## REQUIREMENT
Locate all lines with the word "JSON". Copy them.

:: GIVEN DATA ::

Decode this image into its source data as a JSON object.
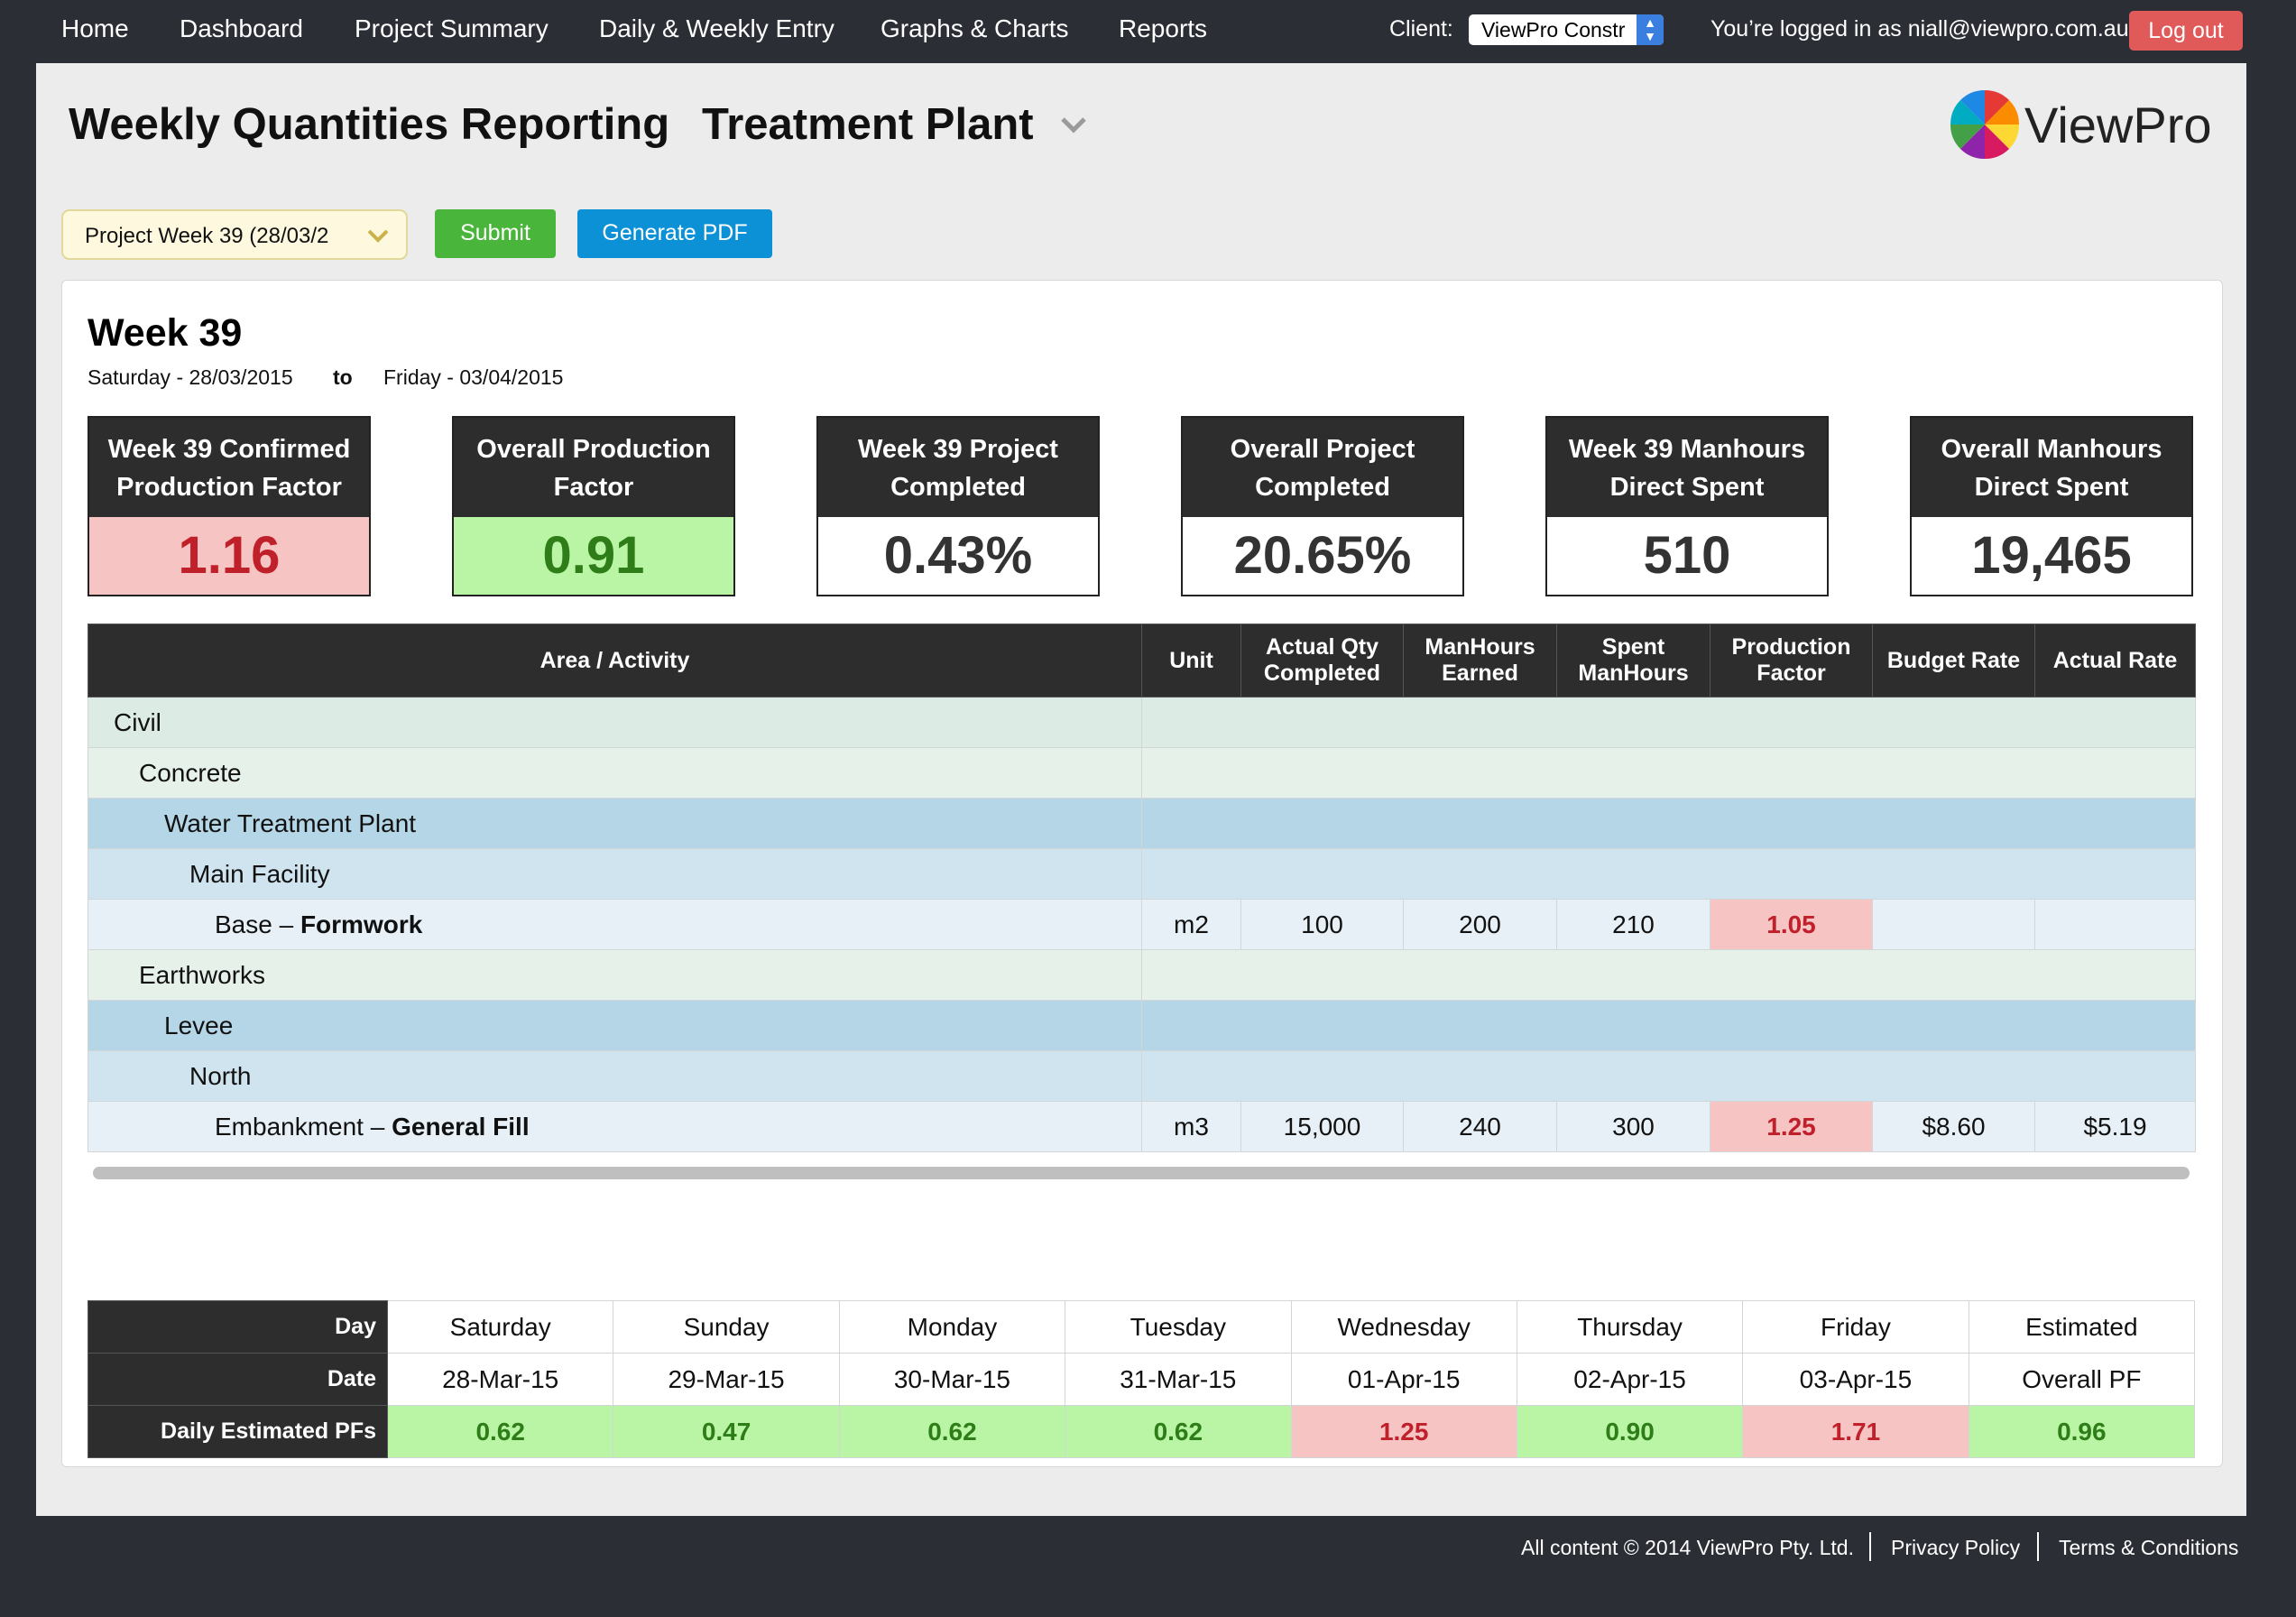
{
  "nav": {
    "items": [
      "Home",
      "Dashboard",
      "Project Summary",
      "Daily & Weekly Entry",
      "Graphs & Charts",
      "Reports"
    ],
    "client_label": "Client:",
    "client_value": "ViewPro Constr",
    "logged_in": "You’re logged in as niall@viewpro.com.au",
    "logout": "Log out"
  },
  "header": {
    "title": "Weekly Quantities Reporting",
    "plant": "Treatment Plant",
    "logo_text": "ViewPro"
  },
  "controls": {
    "week_select": "Project Week 39 (28/03/2",
    "submit": "Submit",
    "generate_pdf": "Generate PDF"
  },
  "report": {
    "week_heading": "Week 39",
    "from": "Saturday - 28/03/2015",
    "to_label": "to",
    "to": "Friday - 03/04/2015",
    "kpis": [
      {
        "title": "Week 39 Confirmed Production Factor",
        "value": "1.16",
        "status": "red"
      },
      {
        "title": "Overall Production Factor",
        "value": "0.91",
        "status": "green"
      },
      {
        "title": "Week 39 Project Completed",
        "value": "0.43%",
        "status": "neutral"
      },
      {
        "title": "Overall Project Completed",
        "value": "20.65%",
        "status": "neutral"
      },
      {
        "title": "Week 39 Manhours Direct Spent",
        "value": "510",
        "status": "neutral"
      },
      {
        "title": "Overall Manhours Direct Spent",
        "value": "19,465",
        "status": "neutral"
      }
    ],
    "table": {
      "headers": [
        "Area / Activity",
        "Unit",
        "Actual Qty Completed",
        "ManHours Earned",
        "Spent ManHours",
        "Production Factor",
        "Budget Rate",
        "Actual Rate"
      ],
      "rows": [
        {
          "level": 0,
          "label": "Civil"
        },
        {
          "level": 1,
          "label": "Concrete"
        },
        {
          "level": 2,
          "label": "Water Treatment Plant"
        },
        {
          "level": 3,
          "label": "Main Facility"
        },
        {
          "level": 4,
          "label": "Base – ",
          "activity": "Formwork",
          "unit": "m2",
          "qty": "100",
          "earned": "200",
          "spent": "210",
          "pf": "1.05",
          "budget_rate": "",
          "actual_rate": ""
        },
        {
          "level": 1,
          "label": "Earthworks"
        },
        {
          "level": 2,
          "label": "Levee"
        },
        {
          "level": 3,
          "label": "North"
        },
        {
          "level": 4,
          "label": "Embankment – ",
          "activity": "General Fill",
          "unit": "m3",
          "qty": "15,000",
          "earned": "240",
          "spent": "300",
          "pf": "1.25",
          "budget_rate": "$8.60",
          "actual_rate": "$5.19"
        }
      ]
    },
    "daily": {
      "row_labels": [
        "Day",
        "Date",
        "Daily Estimated PFs"
      ],
      "days": [
        "Saturday",
        "Sunday",
        "Monday",
        "Tuesday",
        "Wednesday",
        "Thursday",
        "Friday",
        "Estimated"
      ],
      "dates": [
        "28-Mar-15",
        "29-Mar-15",
        "30-Mar-15",
        "31-Mar-15",
        "01-Apr-15",
        "02-Apr-15",
        "03-Apr-15",
        "Overall PF"
      ],
      "pfs": [
        "0.62",
        "0.47",
        "0.62",
        "0.62",
        "1.25",
        "0.90",
        "1.71",
        "0.96"
      ],
      "pf_status": [
        "green",
        "green",
        "green",
        "green",
        "red",
        "green",
        "red",
        "green"
      ]
    }
  },
  "footer": {
    "copyright": "All content © 2014 ViewPro Pty. Ltd.",
    "privacy": "Privacy Policy",
    "terms": "Terms & Conditions"
  },
  "colors": {
    "nav_bg": "#2c2e36",
    "good": "#b9f5a4",
    "bad": "#f7c4c4",
    "submit": "#49b53a",
    "pdf": "#0d91d6",
    "logout": "#e05a5a"
  }
}
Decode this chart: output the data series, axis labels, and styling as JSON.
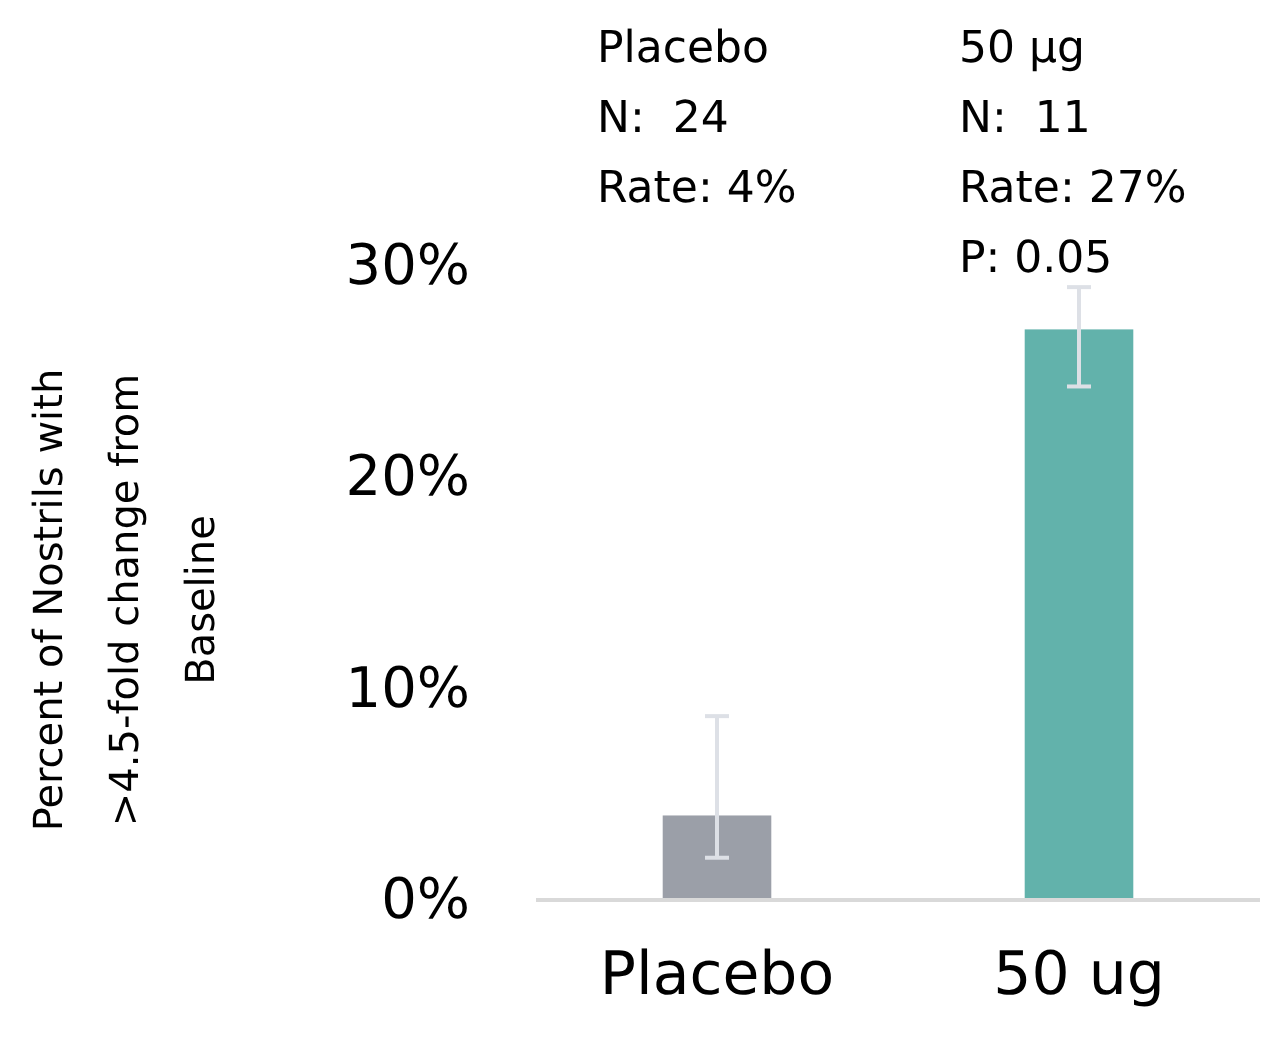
{
  "chart_data": {
    "type": "bar",
    "ylabel": "Percent of Nostrils with\n>4.5-fold change from\nBaseline",
    "categories": [
      "Placebo",
      "50 ug"
    ],
    "values": [
      4,
      27
    ],
    "colors": [
      "#9b9fa8",
      "#62b2ab"
    ],
    "errors": [
      [
        2,
        8.7
      ],
      [
        24.3,
        29
      ]
    ],
    "ylim": [
      0,
      30
    ],
    "yticks": [
      {
        "value": 0,
        "label": "0%"
      },
      {
        "value": 10,
        "label": "10%"
      },
      {
        "value": 20,
        "label": "20%"
      },
      {
        "value": 30,
        "label": "30%"
      }
    ],
    "grid": false,
    "annotations": [
      "Placebo\nN:  24\nRate: 4%",
      "50 µg\nN:  11\nRate: 27%\nP: 0.05"
    ]
  }
}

:::

## SOLUTION TO THE PROBLEM
Decode this image into its source data as a JSON object.
Decode this chart: output the data series, axis labels, and styling as JSON.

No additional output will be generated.